* _Material provided_:

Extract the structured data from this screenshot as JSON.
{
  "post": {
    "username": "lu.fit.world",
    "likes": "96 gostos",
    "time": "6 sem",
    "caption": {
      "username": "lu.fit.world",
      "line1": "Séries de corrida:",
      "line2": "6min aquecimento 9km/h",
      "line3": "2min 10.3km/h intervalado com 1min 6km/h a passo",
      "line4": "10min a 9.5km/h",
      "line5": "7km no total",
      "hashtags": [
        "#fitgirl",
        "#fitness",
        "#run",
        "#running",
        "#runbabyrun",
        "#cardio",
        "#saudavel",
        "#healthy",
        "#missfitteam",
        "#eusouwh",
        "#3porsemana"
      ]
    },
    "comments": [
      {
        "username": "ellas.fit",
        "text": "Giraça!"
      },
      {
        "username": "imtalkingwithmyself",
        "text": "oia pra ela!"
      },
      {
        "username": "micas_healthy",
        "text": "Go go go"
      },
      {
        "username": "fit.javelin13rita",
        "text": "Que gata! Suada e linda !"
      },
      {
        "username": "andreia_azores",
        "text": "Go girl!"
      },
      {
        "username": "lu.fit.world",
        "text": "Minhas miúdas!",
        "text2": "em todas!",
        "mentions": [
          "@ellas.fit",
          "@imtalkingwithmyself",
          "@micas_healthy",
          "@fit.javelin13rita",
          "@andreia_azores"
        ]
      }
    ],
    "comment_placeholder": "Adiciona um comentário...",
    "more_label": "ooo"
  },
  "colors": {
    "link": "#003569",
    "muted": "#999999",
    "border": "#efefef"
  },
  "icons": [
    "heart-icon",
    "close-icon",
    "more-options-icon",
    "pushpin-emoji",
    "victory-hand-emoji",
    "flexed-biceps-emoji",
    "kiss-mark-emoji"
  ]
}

* _Directions_: Please output every record, keeping each line exact.

* _Answer for this exercise_:
Extract the structured data from this screenshot as JSON.
{
  "post": {
    "username": "lu.fit.world",
    "likes": "96 gostos",
    "time": "6 sem",
    "caption": {
      "username": "lu.fit.world",
      "line1": "Séries de corrida:",
      "line2": "6min aquecimento 9km/h",
      "line3": "2min 10.3km/h intervalado com 1min 6km/h a passo",
      "line4": "10min a 9.5km/h",
      "line5": "7km no total",
      "hashtags": [
        "#fitgirl",
        "#fitness",
        "#run",
        "#running",
        "#runbabyrun",
        "#cardio",
        "#saudavel",
        "#healthy",
        "#missfitteam",
        "#eusouwh",
        "#3porsemana"
      ]
    },
    "comments": [
      {
        "username": "ellas.fit",
        "text": "Giraça!"
      },
      {
        "username": "imtalkingwithmyself",
        "text": "oia pra ela!"
      },
      {
        "username": "micas_healthy",
        "text": "Go go go"
      },
      {
        "username": "fit.javelin13rita",
        "text": "Que gata! Suada e linda !"
      },
      {
        "username": "andreia_azores",
        "text": "Go girl!"
      },
      {
        "username": "lu.fit.world",
        "text": "Minhas miúdas!",
        "text2": "em todas!",
        "mentions": [
          "@ellas.fit",
          "@imtalkingwithmyself",
          "@micas_healthy",
          "@fit.javelin13rita",
          "@andreia_azores"
        ]
      }
    ],
    "comment_placeholder": "Adiciona um comentário...",
    "more_label": "ooo"
  },
  "colors": {
    "link": "#003569",
    "muted": "#999999",
    "border": "#efefef"
  },
  "icons": [
    "heart-icon",
    "close-icon",
    "more-options-icon",
    "pushpin-emoji",
    "victory-hand-emoji",
    "flexed-biceps-emoji",
    "kiss-mark-emoji"
  ]
}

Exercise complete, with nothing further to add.